> [YOUR TASK] Copy out each line of the material in which the word "image" appears.

> [RECORDS TO USE]

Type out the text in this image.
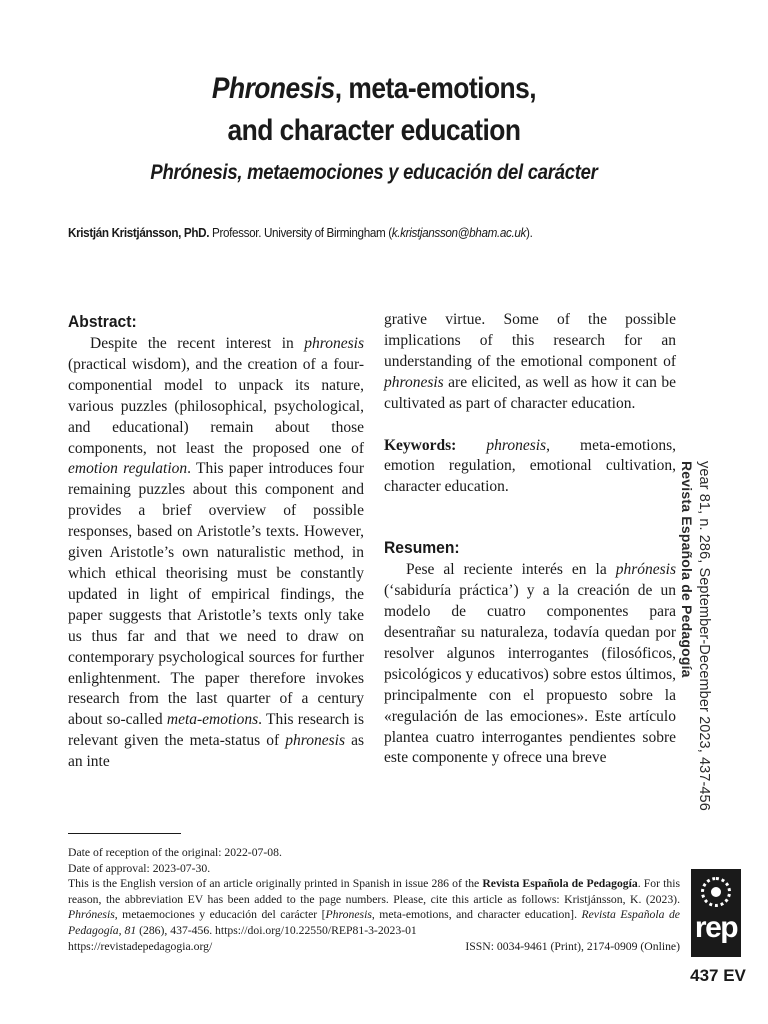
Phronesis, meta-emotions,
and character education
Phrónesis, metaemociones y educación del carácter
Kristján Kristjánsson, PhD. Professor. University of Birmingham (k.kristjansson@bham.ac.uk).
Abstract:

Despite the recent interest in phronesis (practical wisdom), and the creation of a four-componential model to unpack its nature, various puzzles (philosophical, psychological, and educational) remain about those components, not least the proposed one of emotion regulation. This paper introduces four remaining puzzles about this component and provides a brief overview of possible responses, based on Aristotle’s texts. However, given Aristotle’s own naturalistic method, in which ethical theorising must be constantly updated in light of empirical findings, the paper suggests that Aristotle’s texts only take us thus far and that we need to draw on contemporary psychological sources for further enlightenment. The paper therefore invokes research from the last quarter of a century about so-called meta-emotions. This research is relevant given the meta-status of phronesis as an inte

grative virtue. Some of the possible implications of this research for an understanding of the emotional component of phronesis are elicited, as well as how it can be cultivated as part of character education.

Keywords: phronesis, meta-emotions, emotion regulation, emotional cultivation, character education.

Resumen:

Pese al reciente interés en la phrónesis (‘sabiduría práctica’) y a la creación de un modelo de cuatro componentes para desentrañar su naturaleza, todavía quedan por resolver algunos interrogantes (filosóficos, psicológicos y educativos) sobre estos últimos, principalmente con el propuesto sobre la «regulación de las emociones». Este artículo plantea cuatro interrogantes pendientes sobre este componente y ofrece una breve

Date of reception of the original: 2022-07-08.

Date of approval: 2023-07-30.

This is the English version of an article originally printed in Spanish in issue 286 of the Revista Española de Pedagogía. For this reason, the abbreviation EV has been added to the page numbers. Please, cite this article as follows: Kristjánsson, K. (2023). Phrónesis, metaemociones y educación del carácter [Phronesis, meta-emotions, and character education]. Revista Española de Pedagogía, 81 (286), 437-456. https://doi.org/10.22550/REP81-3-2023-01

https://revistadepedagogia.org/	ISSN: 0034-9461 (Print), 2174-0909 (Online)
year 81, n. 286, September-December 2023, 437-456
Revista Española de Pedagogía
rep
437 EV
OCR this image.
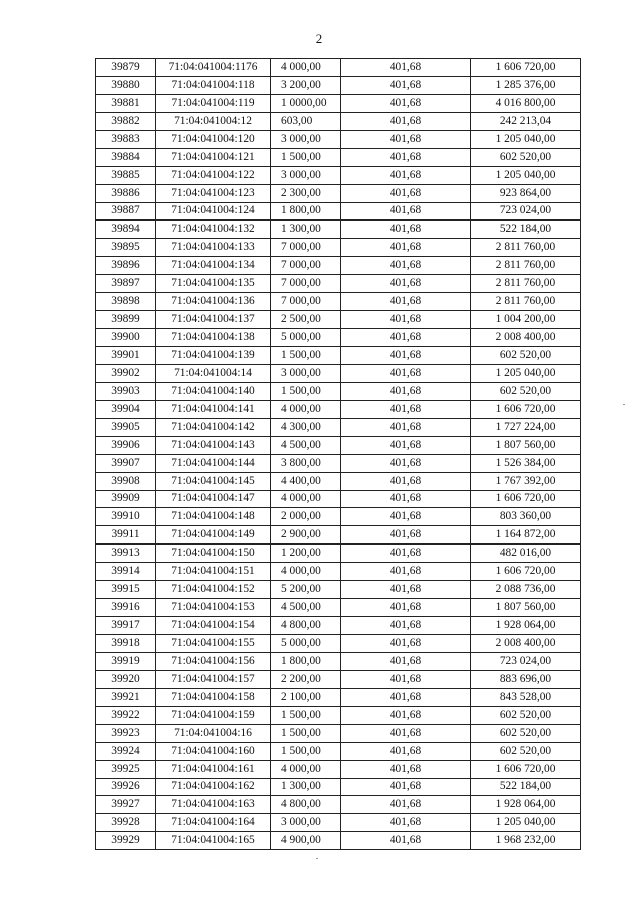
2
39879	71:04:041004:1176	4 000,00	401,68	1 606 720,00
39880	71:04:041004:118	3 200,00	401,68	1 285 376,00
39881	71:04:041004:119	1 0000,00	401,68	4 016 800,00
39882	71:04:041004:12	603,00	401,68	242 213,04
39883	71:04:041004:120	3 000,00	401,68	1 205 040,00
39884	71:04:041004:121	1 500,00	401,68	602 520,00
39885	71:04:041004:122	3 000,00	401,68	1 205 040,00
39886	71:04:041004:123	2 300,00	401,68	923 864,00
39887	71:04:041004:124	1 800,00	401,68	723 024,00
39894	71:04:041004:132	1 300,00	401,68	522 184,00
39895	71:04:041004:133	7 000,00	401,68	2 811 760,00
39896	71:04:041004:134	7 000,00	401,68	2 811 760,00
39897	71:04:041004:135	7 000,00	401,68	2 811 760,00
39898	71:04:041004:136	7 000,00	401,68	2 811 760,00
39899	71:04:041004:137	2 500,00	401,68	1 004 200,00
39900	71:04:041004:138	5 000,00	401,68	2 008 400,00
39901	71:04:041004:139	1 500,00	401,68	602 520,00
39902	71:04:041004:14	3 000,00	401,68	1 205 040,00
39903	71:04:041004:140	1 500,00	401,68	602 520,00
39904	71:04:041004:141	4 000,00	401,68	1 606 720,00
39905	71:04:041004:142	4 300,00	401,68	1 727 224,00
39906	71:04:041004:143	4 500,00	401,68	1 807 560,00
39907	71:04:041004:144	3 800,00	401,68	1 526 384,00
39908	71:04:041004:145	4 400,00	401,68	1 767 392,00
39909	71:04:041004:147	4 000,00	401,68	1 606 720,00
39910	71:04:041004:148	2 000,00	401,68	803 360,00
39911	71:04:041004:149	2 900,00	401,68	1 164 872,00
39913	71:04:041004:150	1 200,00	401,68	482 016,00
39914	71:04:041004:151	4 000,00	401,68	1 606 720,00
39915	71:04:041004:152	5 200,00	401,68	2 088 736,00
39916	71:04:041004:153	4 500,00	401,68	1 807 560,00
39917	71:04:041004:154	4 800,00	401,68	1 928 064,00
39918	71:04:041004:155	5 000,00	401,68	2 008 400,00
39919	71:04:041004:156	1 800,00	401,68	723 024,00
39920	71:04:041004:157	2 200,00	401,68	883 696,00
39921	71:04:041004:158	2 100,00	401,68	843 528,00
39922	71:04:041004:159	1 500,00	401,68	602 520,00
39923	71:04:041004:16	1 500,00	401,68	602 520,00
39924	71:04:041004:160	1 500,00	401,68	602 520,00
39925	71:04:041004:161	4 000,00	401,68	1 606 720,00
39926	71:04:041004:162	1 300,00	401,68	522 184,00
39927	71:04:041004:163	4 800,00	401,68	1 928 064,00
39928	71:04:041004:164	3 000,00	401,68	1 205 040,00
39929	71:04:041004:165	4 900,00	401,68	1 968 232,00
* * *
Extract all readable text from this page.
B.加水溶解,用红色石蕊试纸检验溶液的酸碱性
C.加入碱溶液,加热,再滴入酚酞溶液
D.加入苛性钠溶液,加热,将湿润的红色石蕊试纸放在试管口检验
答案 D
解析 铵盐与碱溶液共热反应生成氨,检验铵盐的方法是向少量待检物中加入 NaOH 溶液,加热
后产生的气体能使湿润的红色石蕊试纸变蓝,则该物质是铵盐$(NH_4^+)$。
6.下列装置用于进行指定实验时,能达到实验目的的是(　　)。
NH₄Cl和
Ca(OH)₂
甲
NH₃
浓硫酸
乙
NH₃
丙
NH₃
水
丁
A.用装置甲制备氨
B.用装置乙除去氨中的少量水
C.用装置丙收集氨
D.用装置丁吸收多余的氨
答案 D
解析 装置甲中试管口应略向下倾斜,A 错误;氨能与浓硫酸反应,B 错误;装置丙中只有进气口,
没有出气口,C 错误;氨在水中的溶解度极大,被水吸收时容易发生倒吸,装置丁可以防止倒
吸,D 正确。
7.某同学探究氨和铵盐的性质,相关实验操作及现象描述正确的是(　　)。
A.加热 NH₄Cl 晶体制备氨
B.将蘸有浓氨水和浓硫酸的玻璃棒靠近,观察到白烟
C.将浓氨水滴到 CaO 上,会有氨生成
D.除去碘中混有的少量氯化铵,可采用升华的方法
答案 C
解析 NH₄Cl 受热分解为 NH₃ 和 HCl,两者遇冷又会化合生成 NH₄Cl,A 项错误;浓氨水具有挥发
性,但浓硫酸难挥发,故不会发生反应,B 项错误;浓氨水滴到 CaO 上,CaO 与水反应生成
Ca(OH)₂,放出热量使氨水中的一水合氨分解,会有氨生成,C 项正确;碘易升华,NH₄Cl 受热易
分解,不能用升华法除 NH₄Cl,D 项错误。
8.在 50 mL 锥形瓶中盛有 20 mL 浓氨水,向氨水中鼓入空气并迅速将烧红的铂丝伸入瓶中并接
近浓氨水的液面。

> [FULL RESPONSE]
Type out the text in this image.
OCR this image.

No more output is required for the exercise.